» **TEXTE À LIRE**
☆ ☆ ☆ ☆ ☆

Si Gesualdo, cocu et consommé par une rage moralisatrice, tue son épouse et l’amant de celle-ci, Stradella pêche par excès de libido qui, au demeurant, lui attire de graves ennuis. Après avoir séduit la maîtresse d’Alvise Contarini, un puissant aristocrate vénitien, le compositeur sulfureux est poignardé par deux hommes et laissé pour mort à Gênes en 1677. Il survit à l’attaque et fuit à Gênes où un tueur à gages l’achèvera de trois coups de couteau le 25 février 1682. L’assassin n’a jamais été identifié, mais on soupçonne les frères de l’une des jeunes conquêtes du compositeur d’avoir commandité le meurtre. En 1844, Friedrich von Flotow s’inspire de la vie de ce compositeur italien, génial, débauché et canaille, pour écrire son opéra Alessandro Stradella.
Les neuf chansons sont pétries de passions, de drames et de tourmentes amoureuses. Hannigan y navigue dans un vaste champ d’émotions avec une voix qui est à la fois suppliante, furieuse, affligée et mystique. Son timbre austère manque parfois d’ampleur, de chaleur et même de séduction et ne se projette pas aussi bien que l’on le souhaiterait (malgré le soin de Heras-Casado, l’orchestre la noie plus d’une fois). Mais c’est avec cette voix que Hannigan pénètre la noirceur de l’âme et va jusqu’au bout du délire, quitte à y laisser des plumes. L’autodidacte palermitain Sciarrino a écrit une musique étrange, expressive et excessive que Barbara Hannigan interprète comme pour faire sien la célèbre déclaration de June Miller : « J’ai fait les choses les plus viles, mais je les ai faites superbement. » Pablo Heras-Casado et l’Orchestre Philharmonique de Radio France accompagnent la chanteuse avec attention, précision et dans un souci d’excellence. Le compositeur rejoindra Barbara Hannigan et Pablo Heras-Casado sur scène pour des accolades joyeuses devant un public modérément enthousiaste. « Cette musique mériterait une voix plus chaleureuse, plus ronde, » suggère une spectatrice voisine avec un air de regret et un indéniable accent italien. « Je suis palermitaine aussi, » ajoute-t-elle fièrement et applaudit au succès de son compatriote.

☆ ☆ ☆ ☆ ☆

» **EXERCICE PROPOSÉ**
Pour chaque affirmation, indiquez par oui ou par non si elle concorde avec le texte à lire ci-dessus, puis citez les mots du texte qui tranchent. (a) L’assassin de Stradella a été identifié. (b) Friedrich von Flotow a écrit un opéra inspiré de la vie de Stradella. (c) Le public a réservé un accueil très enthousiaste aux interprètes.

» **SEGMENT DE DONNÉES**
☆ ☆ ☆ ☆ ☆

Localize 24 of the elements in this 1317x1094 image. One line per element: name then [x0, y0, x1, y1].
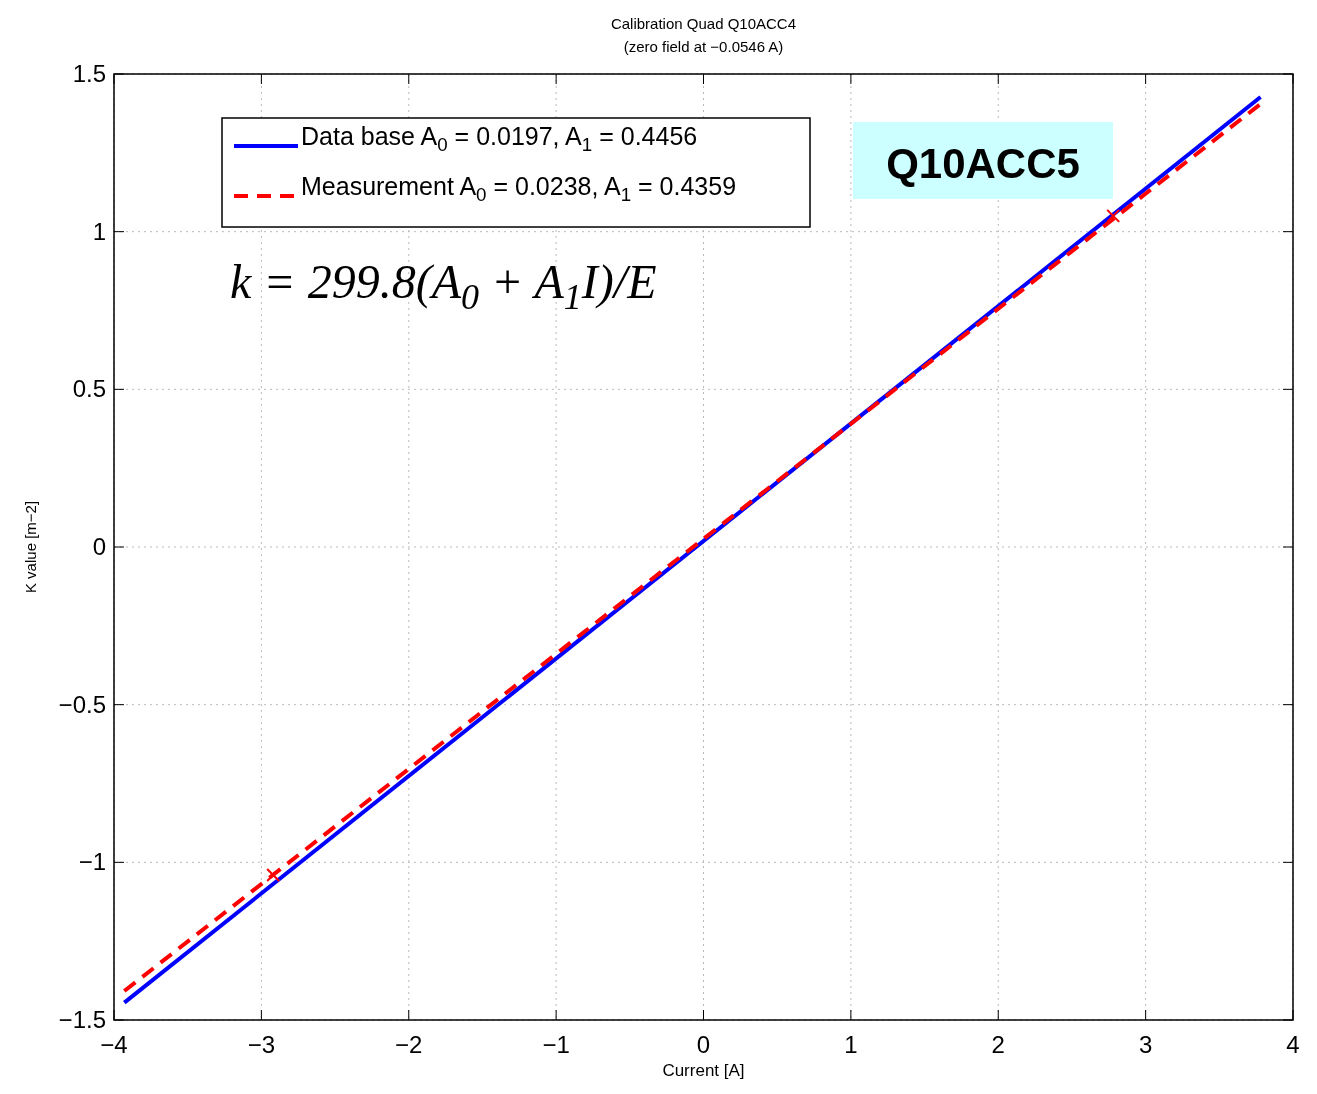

☆ ☆ ☆ ☆ ☆

» **TÂCHE RÉALISÉE**
(a) Non : « L’assassin n’a jamais été identifié »
(b) Oui : « Friedrich von Flotow s’inspire de la vie de ce compositeur italien, génial, débauché et canaille, pour écrire son opéra Alessandro Stradella »
(c) Non : « devant un public modérément enthousiaste »